Given information:
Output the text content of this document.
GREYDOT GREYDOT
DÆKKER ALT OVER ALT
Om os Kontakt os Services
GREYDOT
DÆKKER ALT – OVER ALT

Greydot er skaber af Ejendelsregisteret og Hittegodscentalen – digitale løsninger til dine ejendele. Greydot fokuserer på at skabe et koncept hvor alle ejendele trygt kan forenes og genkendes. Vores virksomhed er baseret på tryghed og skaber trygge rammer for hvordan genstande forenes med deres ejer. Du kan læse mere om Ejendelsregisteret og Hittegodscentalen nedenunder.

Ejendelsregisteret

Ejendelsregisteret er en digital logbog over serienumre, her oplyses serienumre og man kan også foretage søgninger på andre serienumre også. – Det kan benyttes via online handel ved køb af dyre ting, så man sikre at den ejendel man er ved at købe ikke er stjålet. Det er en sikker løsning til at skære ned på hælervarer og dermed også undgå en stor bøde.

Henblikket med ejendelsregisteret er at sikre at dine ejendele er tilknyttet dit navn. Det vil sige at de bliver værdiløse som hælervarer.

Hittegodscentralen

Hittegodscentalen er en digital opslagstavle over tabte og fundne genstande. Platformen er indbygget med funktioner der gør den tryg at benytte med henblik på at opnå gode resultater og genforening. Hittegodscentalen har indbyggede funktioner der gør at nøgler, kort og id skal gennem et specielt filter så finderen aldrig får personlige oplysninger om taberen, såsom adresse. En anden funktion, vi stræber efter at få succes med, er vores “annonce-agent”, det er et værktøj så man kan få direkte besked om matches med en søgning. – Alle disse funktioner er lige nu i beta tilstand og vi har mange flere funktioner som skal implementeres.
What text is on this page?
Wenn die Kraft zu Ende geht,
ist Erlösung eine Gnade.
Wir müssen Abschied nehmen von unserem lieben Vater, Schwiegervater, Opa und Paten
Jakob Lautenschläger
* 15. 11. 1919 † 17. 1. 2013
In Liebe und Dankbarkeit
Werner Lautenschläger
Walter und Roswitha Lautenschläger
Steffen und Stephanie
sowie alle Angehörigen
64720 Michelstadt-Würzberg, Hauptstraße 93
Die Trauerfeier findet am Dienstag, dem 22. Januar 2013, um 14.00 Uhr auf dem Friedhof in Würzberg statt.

Problem to work on: Identify every line above that includes the word "Hittegodscentalen", and show those lines.

Result of this exercise:
Greydot er skaber af Ejendelsregisteret og Hittegodscentalen – digitale løsninger til dine ejendele. Greydot fokuserer på at skabe et koncept hvor alle ejendele trygt kan forenes og genkendes. Vores virksomhed er baseret på tryghed og skaber trygge rammer for hvordan genstande forenes med deres ejer. Du kan læse mere om Ejendelsregisteret og Hittegodscentalen nedenunder.
Hittegodscentalen er en digital opslagstavle over tabte og fundne genstande. Platformen er indbygget med funktioner der gør den tryg at benytte med henblik på at opnå gode resultater og genforening. Hittegodscentalen har indbyggede funktioner der gør at nøgler, kort og id skal gennem et specielt filter så finderen aldrig får personlige oplysninger om taberen, såsom adresse. En anden funktion, vi stræber efter at få succes med, er vores “annonce-agent”, det er et værktøj så man kan få direkte besked om matches med en søgning. – Alle disse funktioner er lige nu i beta tilstand og vi har mange flere funktioner som skal implementeres.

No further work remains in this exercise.